AIM:
Transcribe the material exactly. Images do not belong in the copy.

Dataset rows
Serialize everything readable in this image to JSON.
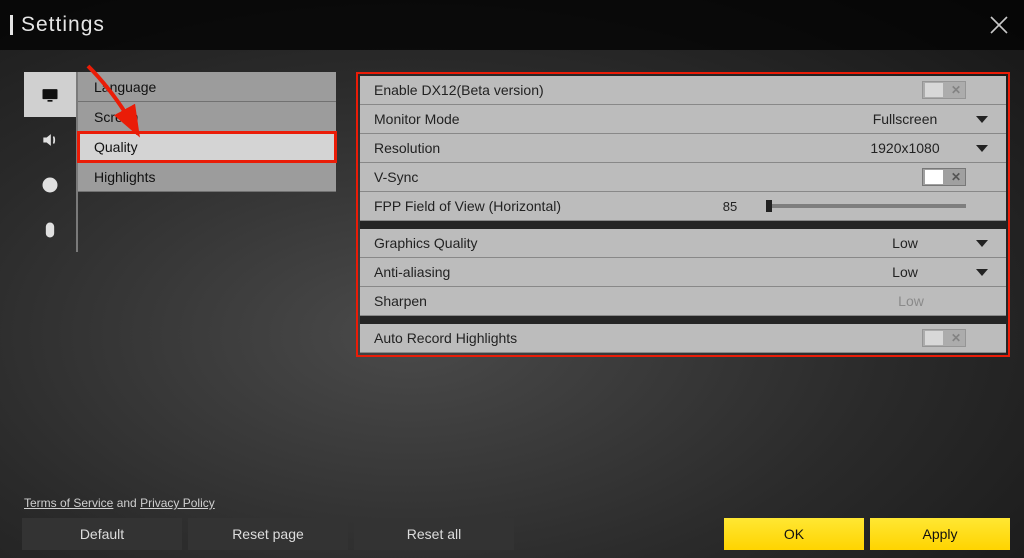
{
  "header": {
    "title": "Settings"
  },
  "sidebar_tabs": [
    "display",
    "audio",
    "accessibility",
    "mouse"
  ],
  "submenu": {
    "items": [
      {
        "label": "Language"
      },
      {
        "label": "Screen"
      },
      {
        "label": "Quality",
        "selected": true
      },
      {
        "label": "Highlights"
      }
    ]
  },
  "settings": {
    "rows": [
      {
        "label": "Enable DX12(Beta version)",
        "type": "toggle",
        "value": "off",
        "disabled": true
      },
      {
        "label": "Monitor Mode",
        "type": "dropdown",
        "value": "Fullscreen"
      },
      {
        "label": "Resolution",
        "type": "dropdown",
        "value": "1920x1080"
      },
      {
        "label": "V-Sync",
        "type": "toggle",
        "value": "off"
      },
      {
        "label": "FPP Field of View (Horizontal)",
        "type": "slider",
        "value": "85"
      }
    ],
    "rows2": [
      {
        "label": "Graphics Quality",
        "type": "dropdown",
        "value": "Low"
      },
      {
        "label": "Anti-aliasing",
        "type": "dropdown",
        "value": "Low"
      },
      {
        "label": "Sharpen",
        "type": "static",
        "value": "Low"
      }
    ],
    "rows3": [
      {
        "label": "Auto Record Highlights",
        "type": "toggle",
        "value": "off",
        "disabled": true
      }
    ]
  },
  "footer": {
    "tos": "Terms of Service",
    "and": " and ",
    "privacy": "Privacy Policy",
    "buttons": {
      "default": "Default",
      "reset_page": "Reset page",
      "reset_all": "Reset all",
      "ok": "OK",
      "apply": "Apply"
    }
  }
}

FINISHED ANSWER:
Serialize everything readable in this image to JSON.
{
  "header": {
    "title": "Settings"
  },
  "sidebar_tabs": [
    "display",
    "audio",
    "accessibility",
    "mouse"
  ],
  "submenu": {
    "items": [
      {
        "label": "Language"
      },
      {
        "label": "Screen"
      },
      {
        "label": "Quality",
        "selected": true
      },
      {
        "label": "Highlights"
      }
    ]
  },
  "settings": {
    "rows": [
      {
        "label": "Enable DX12(Beta version)",
        "type": "toggle",
        "value": "off",
        "disabled": true
      },
      {
        "label": "Monitor Mode",
        "type": "dropdown",
        "value": "Fullscreen"
      },
      {
        "label": "Resolution",
        "type": "dropdown",
        "value": "1920x1080"
      },
      {
        "label": "V-Sync",
        "type": "toggle",
        "value": "off"
      },
      {
        "label": "FPP Field of View (Horizontal)",
        "type": "slider",
        "value": "85"
      }
    ],
    "rows2": [
      {
        "label": "Graphics Quality",
        "type": "dropdown",
        "value": "Low"
      },
      {
        "label": "Anti-aliasing",
        "type": "dropdown",
        "value": "Low"
      },
      {
        "label": "Sharpen",
        "type": "static",
        "value": "Low"
      }
    ],
    "rows3": [
      {
        "label": "Auto Record Highlights",
        "type": "toggle",
        "value": "off",
        "disabled": true
      }
    ]
  },
  "footer": {
    "tos": "Terms of Service",
    "and": " and ",
    "privacy": "Privacy Policy",
    "buttons": {
      "default": "Default",
      "reset_page": "Reset page",
      "reset_all": "Reset all",
      "ok": "OK",
      "apply": "Apply"
    }
  }
}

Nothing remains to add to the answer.